Problem: Reproduce the full listing below unchanged, apart from the pictures.

BEGIN Input data

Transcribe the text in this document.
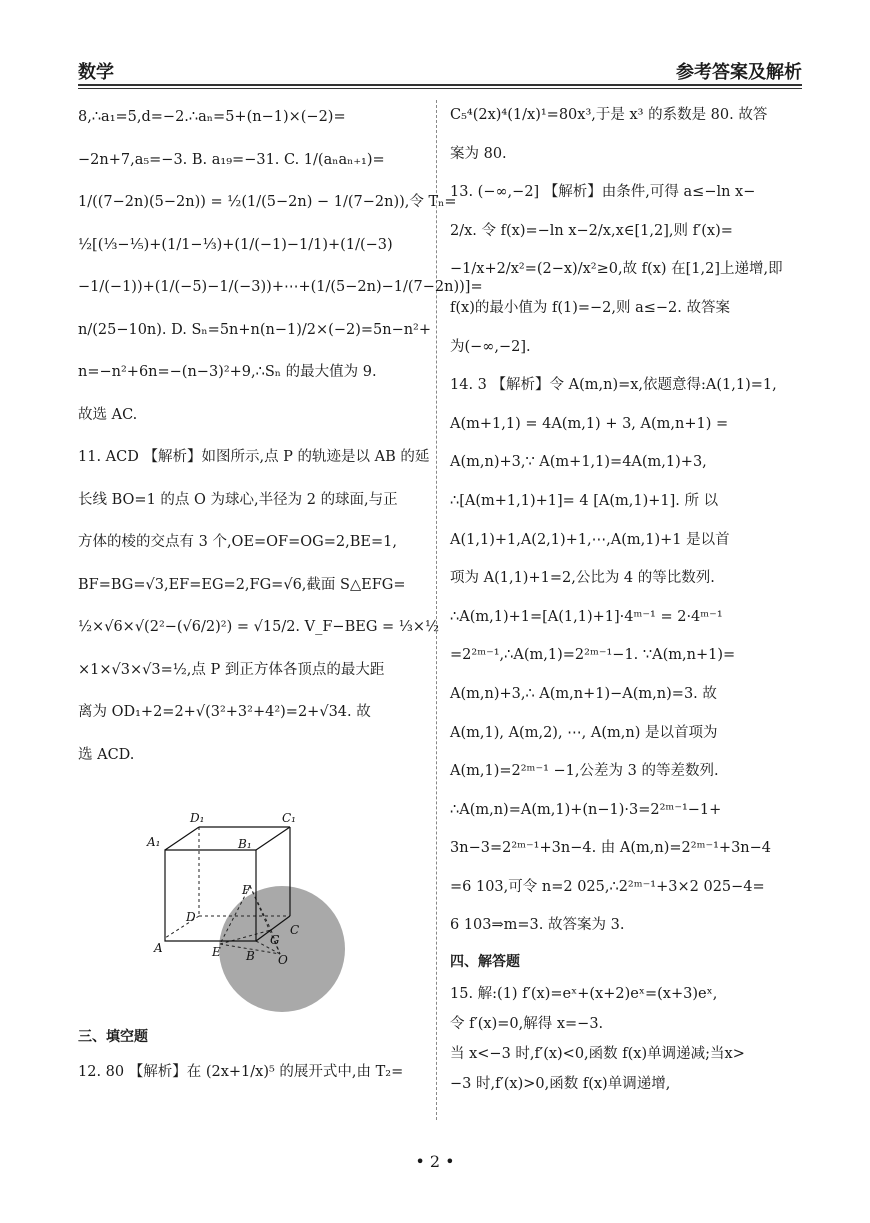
数学	参考答案及解析
8,∴a₁=5,d=−2.∴aₙ=5+(n−1)×(−2)=
−2n+7,a₅=−3. B. a₁₉=−31. C. 1/(aₙaₙ₊₁)=
1/((7−2n)(5−2n)) = ½(1/(5−2n) − 1/(7−2n)),令 Tₙ=
½[(⅓−⅕)+(1/1−⅓)+(1/(−1)−1/1)+(1/(−3)
−1/(−1))+(1/(−5)−1/(−3))+⋯+(1/(5−2n)−1/(7−2n))]=
n/(25−10n). D. Sₙ=5n+n(n−1)/2×(−2)=5n−n²+
n=−n²+6n=−(n−3)²+9,∴Sₙ 的最大值为 9.
故选 AC.
11. ACD 【解析】如图所示,点 P 的轨迹是以 AB 的延
长线 BO=1 的点 O 为球心,半径为 2 的球面,与正
方体的棱的交点有 3 个,OE=OF=OG=2,BE=1,
BF=BG=√3,EF=EG=2,FG=√6,截面 S△EFG=
½×√6×√(2²−(√6/2)²) = √15/2. V_F−BEG = ⅓×½
×1×√3×√3=½,点 P 到正方体各顶点的最大距
离为 OD₁+2=2+√(3²+3²+4²)=2+√34. 故
选 ACD.
三、填空题
12. 80 【解析】在 (2x+1/x)⁵ 的展开式中,由 T₂=
C₅⁴(2x)⁴(1/x)¹=80x³,于是 x³ 的系数是 80. 故答
案为 80.
13. (−∞,−2] 【解析】由条件,可得 a≤−ln x−
2/x. 令 f(x)=−ln x−2/x,x∈[1,2],则 f′(x)=
−1/x+2/x²=(2−x)/x²≥0,故 f(x) 在[1,2]上递增,即
f(x)的最小值为 f(1)=−2,则 a≤−2. 故答案
为(−∞,−2].
14. 3 【解析】令 A(m,n)=x,依题意得:A(1,1)=1,
A(m+1,1) = 4A(m,1) + 3, A(m,n+1) =
A(m,n)+3,∵ A(m+1,1)=4A(m,1)+3,
∴[A(m+1,1)+1]= 4 [A(m,1)+1]. 所 以
A(1,1)+1,A(2,1)+1,⋯,A(m,1)+1 是以首
项为 A(1,1)+1=2,公比为 4 的等比数列.
∴A(m,1)+1=[A(1,1)+1]·4ᵐ⁻¹ = 2·4ᵐ⁻¹
=2²ᵐ⁻¹,∴A(m,1)=2²ᵐ⁻¹−1. ∵A(m,n+1)=
A(m,n)+3,∴ A(m,n+1)−A(m,n)=3. 故
A(m,1), A(m,2), ⋯, A(m,n) 是以首项为
A(m,1)=2²ᵐ⁻¹ −1,公差为 3 的等差数列.
∴A(m,n)=A(m,1)+(n−1)·3=2²ᵐ⁻¹−1+
3n−3=2²ᵐ⁻¹+3n−4. 由 A(m,n)=2²ᵐ⁻¹+3n−4
=6 103,可令 n=2 025,∴2²ᵐ⁻¹+3×2 025−4=
6 103⇒m=3. 故答案为 3.
四、解答题
15. 解:(1) f′(x)=eˣ+(x+2)eˣ=(x+3)eˣ,
令 f′(x)=0,解得 x=−3.
当 x<−3 时,f′(x)<0,函数 f(x)单调递减;当x>
−3 时,f′(x)>0,函数 f(x)单调递增,
D₁	C₁
A₁	B₁
F
D
C
G
A	E B O
• 2 •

END Input data

Complete answer:
Transcribe the text in this document.
数学	参考答案及解析
8,∴a₁=5,d=−2.∴aₙ=5+(n−1)×(−2)=
−2n+7,a₅=−3. B. a₁₉=−31. C. 1/(aₙaₙ₊₁)=
1/((7−2n)(5−2n)) = ½(1/(5−2n) − 1/(7−2n)),令 Tₙ=
½[(⅓−⅕)+(1/1−⅓)+(1/(−1)−1/1)+(1/(−3)
−1/(−1))+(1/(−5)−1/(−3))+⋯+(1/(5−2n)−1/(7−2n))]=
n/(25−10n). D. Sₙ=5n+n(n−1)/2×(−2)=5n−n²+
n=−n²+6n=−(n−3)²+9,∴Sₙ 的最大值为 9.
故选 AC.
11. ACD 【解析】如图所示,点 P 的轨迹是以 AB 的延
长线 BO=1 的点 O 为球心,半径为 2 的球面,与正
方体的棱的交点有 3 个,OE=OF=OG=2,BE=1,
BF=BG=√3,EF=EG=2,FG=√6,截面 S△EFG=
½×√6×√(2²−(√6/2)²) = √15/2. V_F−BEG = ⅓×½
×1×√3×√3=½,点 P 到正方体各顶点的最大距
离为 OD₁+2=2+√(3²+3²+4²)=2+√34. 故
选 ACD.
三、填空题
12. 80 【解析】在 (2x+1/x)⁵ 的展开式中,由 T₂=
C₅⁴(2x)⁴(1/x)¹=80x³,于是 x³ 的系数是 80. 故答
案为 80.
13. (−∞,−2] 【解析】由条件,可得 a≤−ln x−
2/x. 令 f(x)=−ln x−2/x,x∈[1,2],则 f′(x)=
−1/x+2/x²=(2−x)/x²≥0,故 f(x) 在[1,2]上递增,即
f(x)的最小值为 f(1)=−2,则 a≤−2. 故答案
为(−∞,−2].
14. 3 【解析】令 A(m,n)=x,依题意得:A(1,1)=1,
A(m+1,1) = 4A(m,1) + 3, A(m,n+1) =
A(m,n)+3,∵ A(m+1,1)=4A(m,1)+3,
∴[A(m+1,1)+1]= 4 [A(m,1)+1]. 所 以
A(1,1)+1,A(2,1)+1,⋯,A(m,1)+1 是以首
项为 A(1,1)+1=2,公比为 4 的等比数列.
∴A(m,1)+1=[A(1,1)+1]·4ᵐ⁻¹ = 2·4ᵐ⁻¹
=2²ᵐ⁻¹,∴A(m,1)=2²ᵐ⁻¹−1. ∵A(m,n+1)=
A(m,n)+3,∴ A(m,n+1)−A(m,n)=3. 故
A(m,1), A(m,2), ⋯, A(m,n) 是以首项为
A(m,1)=2²ᵐ⁻¹ −1,公差为 3 的等差数列.
∴A(m,n)=A(m,1)+(n−1)·3=2²ᵐ⁻¹−1+
3n−3=2²ᵐ⁻¹+3n−4. 由 A(m,n)=2²ᵐ⁻¹+3n−4
=6 103,可令 n=2 025,∴2²ᵐ⁻¹+3×2 025−4=
6 103⇒m=3. 故答案为 3.
四、解答题
15. 解:(1) f′(x)=eˣ+(x+2)eˣ=(x+3)eˣ,
令 f′(x)=0,解得 x=−3.
当 x<−3 时,f′(x)<0,函数 f(x)单调递减;当x>
−3 时,f′(x)>0,函数 f(x)单调递增,
D₁	C₁
A₁	B₁
F
D
C
G
A	E B O
• 2 •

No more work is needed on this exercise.